▶ [Task requirements] Exactly reproduce each record listed below.

▶ [Provided information]

:::::

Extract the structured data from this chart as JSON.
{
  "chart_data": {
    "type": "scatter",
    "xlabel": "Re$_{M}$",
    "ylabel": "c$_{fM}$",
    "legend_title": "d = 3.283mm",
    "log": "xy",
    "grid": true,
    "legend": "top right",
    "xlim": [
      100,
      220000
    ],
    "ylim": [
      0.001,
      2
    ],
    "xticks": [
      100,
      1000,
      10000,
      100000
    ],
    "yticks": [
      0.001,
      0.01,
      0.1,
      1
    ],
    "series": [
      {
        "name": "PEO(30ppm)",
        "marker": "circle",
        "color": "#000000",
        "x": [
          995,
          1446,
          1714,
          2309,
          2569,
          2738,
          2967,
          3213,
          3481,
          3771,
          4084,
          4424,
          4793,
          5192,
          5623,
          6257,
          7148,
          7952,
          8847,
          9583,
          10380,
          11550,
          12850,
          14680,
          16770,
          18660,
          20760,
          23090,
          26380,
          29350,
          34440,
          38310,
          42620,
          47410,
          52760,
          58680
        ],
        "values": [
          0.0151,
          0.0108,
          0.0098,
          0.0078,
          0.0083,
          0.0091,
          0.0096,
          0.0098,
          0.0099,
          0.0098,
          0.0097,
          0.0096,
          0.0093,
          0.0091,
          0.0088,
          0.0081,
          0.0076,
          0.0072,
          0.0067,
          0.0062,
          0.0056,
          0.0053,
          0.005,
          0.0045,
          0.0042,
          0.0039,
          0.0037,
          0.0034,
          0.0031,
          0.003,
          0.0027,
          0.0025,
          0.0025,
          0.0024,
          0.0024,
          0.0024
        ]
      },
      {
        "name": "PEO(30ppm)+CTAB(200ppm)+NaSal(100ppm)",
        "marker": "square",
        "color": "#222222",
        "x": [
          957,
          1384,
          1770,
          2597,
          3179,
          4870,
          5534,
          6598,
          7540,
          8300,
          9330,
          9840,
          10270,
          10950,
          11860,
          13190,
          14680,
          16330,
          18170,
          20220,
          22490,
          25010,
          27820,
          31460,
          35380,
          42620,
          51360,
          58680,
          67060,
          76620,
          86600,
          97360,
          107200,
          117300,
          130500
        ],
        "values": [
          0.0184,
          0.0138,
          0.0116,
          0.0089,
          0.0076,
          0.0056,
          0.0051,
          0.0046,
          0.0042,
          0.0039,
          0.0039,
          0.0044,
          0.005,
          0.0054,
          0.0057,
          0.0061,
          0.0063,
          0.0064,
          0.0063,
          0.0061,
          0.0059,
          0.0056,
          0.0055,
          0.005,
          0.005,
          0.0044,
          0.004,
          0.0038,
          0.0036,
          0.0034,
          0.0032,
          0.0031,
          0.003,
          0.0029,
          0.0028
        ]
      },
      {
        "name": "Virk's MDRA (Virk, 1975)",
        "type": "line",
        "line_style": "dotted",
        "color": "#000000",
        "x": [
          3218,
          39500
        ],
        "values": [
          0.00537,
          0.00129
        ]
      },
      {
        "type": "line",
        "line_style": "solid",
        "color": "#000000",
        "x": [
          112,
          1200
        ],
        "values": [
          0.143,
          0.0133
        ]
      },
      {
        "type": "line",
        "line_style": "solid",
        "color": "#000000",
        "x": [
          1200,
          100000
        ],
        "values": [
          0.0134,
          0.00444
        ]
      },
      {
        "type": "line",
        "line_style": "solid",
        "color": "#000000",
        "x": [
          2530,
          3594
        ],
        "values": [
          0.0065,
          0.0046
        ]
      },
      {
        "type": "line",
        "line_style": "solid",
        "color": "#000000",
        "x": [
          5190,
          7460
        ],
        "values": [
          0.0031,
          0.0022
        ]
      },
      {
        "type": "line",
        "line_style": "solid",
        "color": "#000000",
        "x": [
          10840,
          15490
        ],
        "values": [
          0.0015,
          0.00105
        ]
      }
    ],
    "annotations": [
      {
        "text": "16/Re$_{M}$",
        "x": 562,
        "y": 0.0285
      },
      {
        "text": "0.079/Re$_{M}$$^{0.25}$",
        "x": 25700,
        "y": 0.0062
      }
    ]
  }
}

:::::

▶ [Exercise answer]
Extract the structured data from this chart as JSON.
{
  "chart_data": {
    "type": "scatter",
    "xlabel": "Re$_{M}$",
    "ylabel": "c$_{fM}$",
    "legend_title": "d = 3.283mm",
    "log": "xy",
    "grid": true,
    "legend": "top right",
    "xlim": [
      100,
      220000
    ],
    "ylim": [
      0.001,
      2
    ],
    "xticks": [
      100,
      1000,
      10000,
      100000
    ],
    "yticks": [
      0.001,
      0.01,
      0.1,
      1
    ],
    "series": [
      {
        "name": "PEO(30ppm)",
        "marker": "circle",
        "color": "#000000",
        "x": [
          995,
          1446,
          1714,
          2309,
          2569,
          2738,
          2967,
          3213,
          3481,
          3771,
          4084,
          4424,
          4793,
          5192,
          5623,
          6257,
          7148,
          7952,
          8847,
          9583,
          10380,
          11550,
          12850,
          14680,
          16770,
          18660,
          20760,
          23090,
          26380,
          29350,
          34440,
          38310,
          42620,
          47410,
          52760,
          58680
        ],
        "values": [
          0.0151,
          0.0108,
          0.0098,
          0.0078,
          0.0083,
          0.0091,
          0.0096,
          0.0098,
          0.0099,
          0.0098,
          0.0097,
          0.0096,
          0.0093,
          0.0091,
          0.0088,
          0.0081,
          0.0076,
          0.0072,
          0.0067,
          0.0062,
          0.0056,
          0.0053,
          0.005,
          0.0045,
          0.0042,
          0.0039,
          0.0037,
          0.0034,
          0.0031,
          0.003,
          0.0027,
          0.0025,
          0.0025,
          0.0024,
          0.0024,
          0.0024
        ]
      },
      {
        "name": "PEO(30ppm)+CTAB(200ppm)+NaSal(100ppm)",
        "marker": "square",
        "color": "#222222",
        "x": [
          957,
          1384,
          1770,
          2597,
          3179,
          4870,
          5534,
          6598,
          7540,
          8300,
          9330,
          9840,
          10270,
          10950,
          11860,
          13190,
          14680,
          16330,
          18170,
          20220,
          22490,
          25010,
          27820,
          31460,
          35380,
          42620,
          51360,
          58680,
          67060,
          76620,
          86600,
          97360,
          107200,
          117300,
          130500
        ],
        "values": [
          0.0184,
          0.0138,
          0.0116,
          0.0089,
          0.0076,
          0.0056,
          0.0051,
          0.0046,
          0.0042,
          0.0039,
          0.0039,
          0.0044,
          0.005,
          0.0054,
          0.0057,
          0.0061,
          0.0063,
          0.0064,
          0.0063,
          0.0061,
          0.0059,
          0.0056,
          0.0055,
          0.005,
          0.005,
          0.0044,
          0.004,
          0.0038,
          0.0036,
          0.0034,
          0.0032,
          0.0031,
          0.003,
          0.0029,
          0.0028
        ]
      },
      {
        "name": "Virk's MDRA (Virk, 1975)",
        "type": "line",
        "line_style": "dotted",
        "color": "#000000",
        "x": [
          3218,
          39500
        ],
        "values": [
          0.00537,
          0.00129
        ]
      },
      {
        "type": "line",
        "line_style": "solid",
        "color": "#000000",
        "x": [
          112,
          1200
        ],
        "values": [
          0.143,
          0.0133
        ]
      },
      {
        "type": "line",
        "line_style": "solid",
        "color": "#000000",
        "x": [
          1200,
          100000
        ],
        "values": [
          0.0134,
          0.00444
        ]
      },
      {
        "type": "line",
        "line_style": "solid",
        "color": "#000000",
        "x": [
          2530,
          3594
        ],
        "values": [
          0.0065,
          0.0046
        ]
      },
      {
        "type": "line",
        "line_style": "solid",
        "color": "#000000",
        "x": [
          5190,
          7460
        ],
        "values": [
          0.0031,
          0.0022
        ]
      },
      {
        "type": "line",
        "line_style": "solid",
        "color": "#000000",
        "x": [
          10840,
          15490
        ],
        "values": [
          0.0015,
          0.00105
        ]
      }
    ],
    "annotations": [
      {
        "text": "16/Re$_{M}$",
        "x": 562,
        "y": 0.0285
      },
      {
        "text": "0.079/Re$_{M}$$^{0.25}$",
        "x": 25700,
        "y": 0.0062
      }
    ]
  }
}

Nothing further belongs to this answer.